## Start DATA EXCERPTS

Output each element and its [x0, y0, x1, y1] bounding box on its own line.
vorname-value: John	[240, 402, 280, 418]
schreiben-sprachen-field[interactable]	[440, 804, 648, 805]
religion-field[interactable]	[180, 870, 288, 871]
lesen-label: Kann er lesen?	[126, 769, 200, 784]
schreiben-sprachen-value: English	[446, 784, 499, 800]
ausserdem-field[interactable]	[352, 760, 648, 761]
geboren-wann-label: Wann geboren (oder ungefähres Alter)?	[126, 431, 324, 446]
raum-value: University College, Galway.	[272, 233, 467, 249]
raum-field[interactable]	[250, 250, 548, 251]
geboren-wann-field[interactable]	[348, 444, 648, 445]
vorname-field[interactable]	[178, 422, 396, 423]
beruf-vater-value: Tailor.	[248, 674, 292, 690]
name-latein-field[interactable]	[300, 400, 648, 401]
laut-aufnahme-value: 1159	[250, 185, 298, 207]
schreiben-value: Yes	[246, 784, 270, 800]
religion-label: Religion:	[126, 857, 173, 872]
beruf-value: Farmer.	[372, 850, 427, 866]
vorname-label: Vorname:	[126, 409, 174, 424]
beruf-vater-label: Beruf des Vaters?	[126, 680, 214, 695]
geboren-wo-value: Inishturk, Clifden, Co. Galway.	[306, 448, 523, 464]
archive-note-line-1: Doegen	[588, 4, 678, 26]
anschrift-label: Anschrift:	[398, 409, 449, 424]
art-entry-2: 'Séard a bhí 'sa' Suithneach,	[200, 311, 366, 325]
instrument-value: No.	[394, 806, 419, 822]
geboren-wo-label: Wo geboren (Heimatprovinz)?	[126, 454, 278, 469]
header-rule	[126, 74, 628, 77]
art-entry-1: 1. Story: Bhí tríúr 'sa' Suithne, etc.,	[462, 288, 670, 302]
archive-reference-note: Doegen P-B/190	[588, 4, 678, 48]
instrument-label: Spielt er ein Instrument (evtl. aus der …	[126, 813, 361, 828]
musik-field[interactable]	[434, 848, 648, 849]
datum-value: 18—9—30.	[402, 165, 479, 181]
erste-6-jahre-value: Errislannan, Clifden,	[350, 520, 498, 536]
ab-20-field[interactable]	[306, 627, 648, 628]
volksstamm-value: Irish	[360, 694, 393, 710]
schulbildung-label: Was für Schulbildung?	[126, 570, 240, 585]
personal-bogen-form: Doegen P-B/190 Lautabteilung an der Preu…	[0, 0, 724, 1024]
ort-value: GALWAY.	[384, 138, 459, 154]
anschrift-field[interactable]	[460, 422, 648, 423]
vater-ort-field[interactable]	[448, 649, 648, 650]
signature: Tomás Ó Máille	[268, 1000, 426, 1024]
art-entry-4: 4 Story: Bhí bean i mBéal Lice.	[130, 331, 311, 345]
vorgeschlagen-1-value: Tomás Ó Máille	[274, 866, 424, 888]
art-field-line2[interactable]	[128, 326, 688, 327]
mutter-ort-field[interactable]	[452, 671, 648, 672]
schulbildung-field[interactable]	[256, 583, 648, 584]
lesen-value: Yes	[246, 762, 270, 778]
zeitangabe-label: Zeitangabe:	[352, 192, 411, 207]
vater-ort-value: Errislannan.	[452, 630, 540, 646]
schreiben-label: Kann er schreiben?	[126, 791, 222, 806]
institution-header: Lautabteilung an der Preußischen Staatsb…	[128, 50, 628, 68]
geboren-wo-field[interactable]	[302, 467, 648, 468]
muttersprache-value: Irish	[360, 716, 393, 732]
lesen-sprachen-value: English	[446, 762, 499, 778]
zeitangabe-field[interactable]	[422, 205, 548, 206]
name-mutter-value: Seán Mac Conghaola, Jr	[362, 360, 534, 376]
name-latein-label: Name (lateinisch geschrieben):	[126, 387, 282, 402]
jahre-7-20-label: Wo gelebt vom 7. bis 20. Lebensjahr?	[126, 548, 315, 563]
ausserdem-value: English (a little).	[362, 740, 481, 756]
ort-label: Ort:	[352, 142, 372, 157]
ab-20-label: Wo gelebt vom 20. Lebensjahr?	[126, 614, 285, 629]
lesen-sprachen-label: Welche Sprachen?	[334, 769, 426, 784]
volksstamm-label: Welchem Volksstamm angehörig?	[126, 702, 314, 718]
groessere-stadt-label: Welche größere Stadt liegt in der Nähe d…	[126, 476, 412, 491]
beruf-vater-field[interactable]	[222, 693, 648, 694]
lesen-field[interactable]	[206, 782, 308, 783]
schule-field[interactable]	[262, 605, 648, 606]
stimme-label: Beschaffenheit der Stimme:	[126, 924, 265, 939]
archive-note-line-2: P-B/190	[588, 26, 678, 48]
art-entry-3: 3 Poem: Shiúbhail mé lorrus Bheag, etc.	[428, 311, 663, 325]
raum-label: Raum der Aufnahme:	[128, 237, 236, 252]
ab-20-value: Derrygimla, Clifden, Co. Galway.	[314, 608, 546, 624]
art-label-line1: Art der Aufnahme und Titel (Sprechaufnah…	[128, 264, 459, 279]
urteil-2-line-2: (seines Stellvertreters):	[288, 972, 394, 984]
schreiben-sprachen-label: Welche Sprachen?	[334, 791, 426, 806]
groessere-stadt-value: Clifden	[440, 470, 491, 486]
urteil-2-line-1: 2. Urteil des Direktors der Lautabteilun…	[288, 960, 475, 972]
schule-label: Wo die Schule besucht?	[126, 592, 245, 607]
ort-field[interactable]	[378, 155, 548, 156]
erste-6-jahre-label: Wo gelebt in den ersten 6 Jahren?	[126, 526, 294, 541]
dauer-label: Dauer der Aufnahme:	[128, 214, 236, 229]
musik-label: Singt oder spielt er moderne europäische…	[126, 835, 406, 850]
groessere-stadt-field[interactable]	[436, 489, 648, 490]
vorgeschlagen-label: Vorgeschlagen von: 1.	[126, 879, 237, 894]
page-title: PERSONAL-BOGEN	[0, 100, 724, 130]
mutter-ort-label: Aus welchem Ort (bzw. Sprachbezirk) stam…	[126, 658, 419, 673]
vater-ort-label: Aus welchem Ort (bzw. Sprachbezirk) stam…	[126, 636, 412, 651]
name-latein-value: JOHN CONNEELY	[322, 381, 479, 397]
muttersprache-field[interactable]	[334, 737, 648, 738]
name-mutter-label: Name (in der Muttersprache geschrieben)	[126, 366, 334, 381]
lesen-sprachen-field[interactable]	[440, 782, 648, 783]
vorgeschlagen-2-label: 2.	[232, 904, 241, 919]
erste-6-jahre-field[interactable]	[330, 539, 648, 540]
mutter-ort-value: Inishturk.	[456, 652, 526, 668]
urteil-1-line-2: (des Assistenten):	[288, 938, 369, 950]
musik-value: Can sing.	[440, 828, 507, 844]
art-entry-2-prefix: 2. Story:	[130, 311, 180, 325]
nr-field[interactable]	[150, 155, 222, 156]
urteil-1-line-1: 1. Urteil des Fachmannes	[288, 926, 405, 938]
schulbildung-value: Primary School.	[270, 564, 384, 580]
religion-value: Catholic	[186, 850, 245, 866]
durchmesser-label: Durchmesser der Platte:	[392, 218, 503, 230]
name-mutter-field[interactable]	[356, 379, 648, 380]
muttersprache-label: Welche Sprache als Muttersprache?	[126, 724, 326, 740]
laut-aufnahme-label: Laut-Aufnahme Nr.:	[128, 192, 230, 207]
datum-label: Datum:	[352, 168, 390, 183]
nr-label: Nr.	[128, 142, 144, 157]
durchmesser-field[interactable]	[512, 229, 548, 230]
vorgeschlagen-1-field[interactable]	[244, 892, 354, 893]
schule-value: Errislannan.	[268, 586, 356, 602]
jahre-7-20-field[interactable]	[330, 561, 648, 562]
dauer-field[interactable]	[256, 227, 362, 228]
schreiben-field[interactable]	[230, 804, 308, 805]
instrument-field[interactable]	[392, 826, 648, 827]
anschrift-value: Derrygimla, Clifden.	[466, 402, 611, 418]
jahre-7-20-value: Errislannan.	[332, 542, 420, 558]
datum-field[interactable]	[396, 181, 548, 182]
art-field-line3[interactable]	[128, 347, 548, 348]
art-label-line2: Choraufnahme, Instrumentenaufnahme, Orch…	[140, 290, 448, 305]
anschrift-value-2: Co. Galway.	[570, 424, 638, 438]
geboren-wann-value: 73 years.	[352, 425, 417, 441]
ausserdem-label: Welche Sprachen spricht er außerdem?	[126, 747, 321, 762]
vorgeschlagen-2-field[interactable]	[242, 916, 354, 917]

## End DATA EXCERPTS

• [SET EXERCISE]: Quote the data word for word, from its first line through the line that contains "schulbildung-label: Was für", including both of those lines.

• [RESULT]:
Output each element and its [x0, y0, x1, y1] bounding box on its own line.
vorname-value: John	[240, 402, 280, 418]
schreiben-sprachen-field[interactable]	[440, 804, 648, 805]
religion-field[interactable]	[180, 870, 288, 871]
lesen-label: Kann er lesen?	[126, 769, 200, 784]
schreiben-sprachen-value: English	[446, 784, 499, 800]
ausserdem-field[interactable]	[352, 760, 648, 761]
geboren-wann-label: Wann geboren (oder ungefähres Alter)?	[126, 431, 324, 446]
raum-value: University College, Galway.	[272, 233, 467, 249]
raum-field[interactable]	[250, 250, 548, 251]
geboren-wann-field[interactable]	[348, 444, 648, 445]
vorname-field[interactable]	[178, 422, 396, 423]
beruf-vater-value: Tailor.	[248, 674, 292, 690]
name-latein-field[interactable]	[300, 400, 648, 401]
laut-aufnahme-value: 1159	[250, 185, 298, 207]
schreiben-value: Yes	[246, 784, 270, 800]
religion-label: Religion:	[126, 857, 173, 872]
beruf-value: Farmer.	[372, 850, 427, 866]
vorname-label: Vorname:	[126, 409, 174, 424]
beruf-vater-label: Beruf des Vaters?	[126, 680, 214, 695]
geboren-wo-value: Inishturk, Clifden, Co. Galway.	[306, 448, 523, 464]
archive-note-line-1: Doegen	[588, 4, 678, 26]
anschrift-label: Anschrift:	[398, 409, 449, 424]
art-entry-2: 'Séard a bhí 'sa' Suithneach,	[200, 311, 366, 325]
instrument-value: No.	[394, 806, 419, 822]
geboren-wo-label: Wo geboren (Heimatprovinz)?	[126, 454, 278, 469]
header-rule	[126, 74, 628, 77]
art-entry-1: 1. Story: Bhí tríúr 'sa' Suithne, etc.,	[462, 288, 670, 302]
archive-reference-note: Doegen P-B/190	[588, 4, 678, 48]
instrument-label: Spielt er ein Instrument (evtl. aus der …	[126, 813, 361, 828]
musik-field[interactable]	[434, 848, 648, 849]
datum-value: 18—9—30.	[402, 165, 479, 181]
erste-6-jahre-value: Errislannan, Clifden,	[350, 520, 498, 536]
ab-20-field[interactable]	[306, 627, 648, 628]
volksstamm-value: Irish	[360, 694, 393, 710]
schulbildung-label: Was für Schulbildung?	[126, 570, 240, 585]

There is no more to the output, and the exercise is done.